* **What you have to do**: Output the material below in its entirety, exactly as given.
* begin Extracted records *
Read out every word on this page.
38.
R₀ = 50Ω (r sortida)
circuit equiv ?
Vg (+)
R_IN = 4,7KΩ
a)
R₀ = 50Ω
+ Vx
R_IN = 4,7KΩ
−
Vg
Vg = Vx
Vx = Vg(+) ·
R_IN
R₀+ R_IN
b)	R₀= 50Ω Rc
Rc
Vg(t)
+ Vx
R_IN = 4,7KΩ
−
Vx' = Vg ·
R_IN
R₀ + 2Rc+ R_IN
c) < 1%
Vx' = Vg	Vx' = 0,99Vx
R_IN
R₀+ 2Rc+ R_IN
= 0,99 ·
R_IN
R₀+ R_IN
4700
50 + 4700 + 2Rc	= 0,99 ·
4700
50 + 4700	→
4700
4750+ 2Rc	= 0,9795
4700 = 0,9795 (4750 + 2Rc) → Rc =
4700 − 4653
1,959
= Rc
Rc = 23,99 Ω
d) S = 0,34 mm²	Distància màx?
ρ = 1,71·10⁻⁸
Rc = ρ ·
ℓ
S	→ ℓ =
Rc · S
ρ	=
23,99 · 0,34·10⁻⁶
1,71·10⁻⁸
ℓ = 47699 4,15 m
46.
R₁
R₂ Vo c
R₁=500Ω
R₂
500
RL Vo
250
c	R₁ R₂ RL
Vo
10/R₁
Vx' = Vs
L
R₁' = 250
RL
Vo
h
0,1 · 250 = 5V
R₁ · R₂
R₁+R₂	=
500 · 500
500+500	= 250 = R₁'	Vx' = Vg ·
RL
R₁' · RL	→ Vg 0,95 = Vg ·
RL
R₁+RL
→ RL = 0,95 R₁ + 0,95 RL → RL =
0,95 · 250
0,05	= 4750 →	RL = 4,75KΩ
* end Extracted records *
* **Exercise response**:
Read out every word on this page.
38.
R₀ = 50Ω (r sortida)
circuit equiv ?
Vg (+)
R_IN = 4,7KΩ
a)
R₀ = 50Ω
+ Vx
R_IN = 4,7KΩ
−
Vg
Vg = Vx
Vx = Vg(+) ·
R_IN
R₀+ R_IN
b)	R₀= 50Ω Rc
Rc
Vg(t)
+ Vx
R_IN = 4,7KΩ
−
Vx' = Vg ·
R_IN
R₀ + 2Rc+ R_IN
c) < 1%
Vx' = Vg	Vx' = 0,99Vx
R_IN
R₀+ 2Rc+ R_IN
= 0,99 ·
R_IN
R₀+ R_IN
4700
50 + 4700 + 2Rc	= 0,99 ·
4700
50 + 4700	→
4700
4750+ 2Rc	= 0,9795
4700 = 0,9795 (4750 + 2Rc) → Rc =
4700 − 4653
1,959
= Rc
Rc = 23,99 Ω
d) S = 0,34 mm²	Distància màx?
ρ = 1,71·10⁻⁸
Rc = ρ ·
ℓ
S	→ ℓ =
Rc · S
ρ	=
23,99 · 0,34·10⁻⁶
1,71·10⁻⁸
ℓ = 47699 4,15 m
46.
R₁
R₂ Vo c
R₁=500Ω
R₂
500
RL Vo
250
c	R₁ R₂ RL
Vo
10/R₁
Vx' = Vs
L
R₁' = 250
RL
Vo
h
0,1 · 250 = 5V
R₁ · R₂
R₁+R₂	=
500 · 500
500+500	= 250 = R₁'	Vx' = Vg ·
RL
R₁' · RL	→ Vg 0,95 = Vg ·
RL
R₁+RL
→ RL = 0,95 R₁ + 0,95 RL → RL =
0,95 · 250
0,05	= 4750 →	RL = 4,75KΩ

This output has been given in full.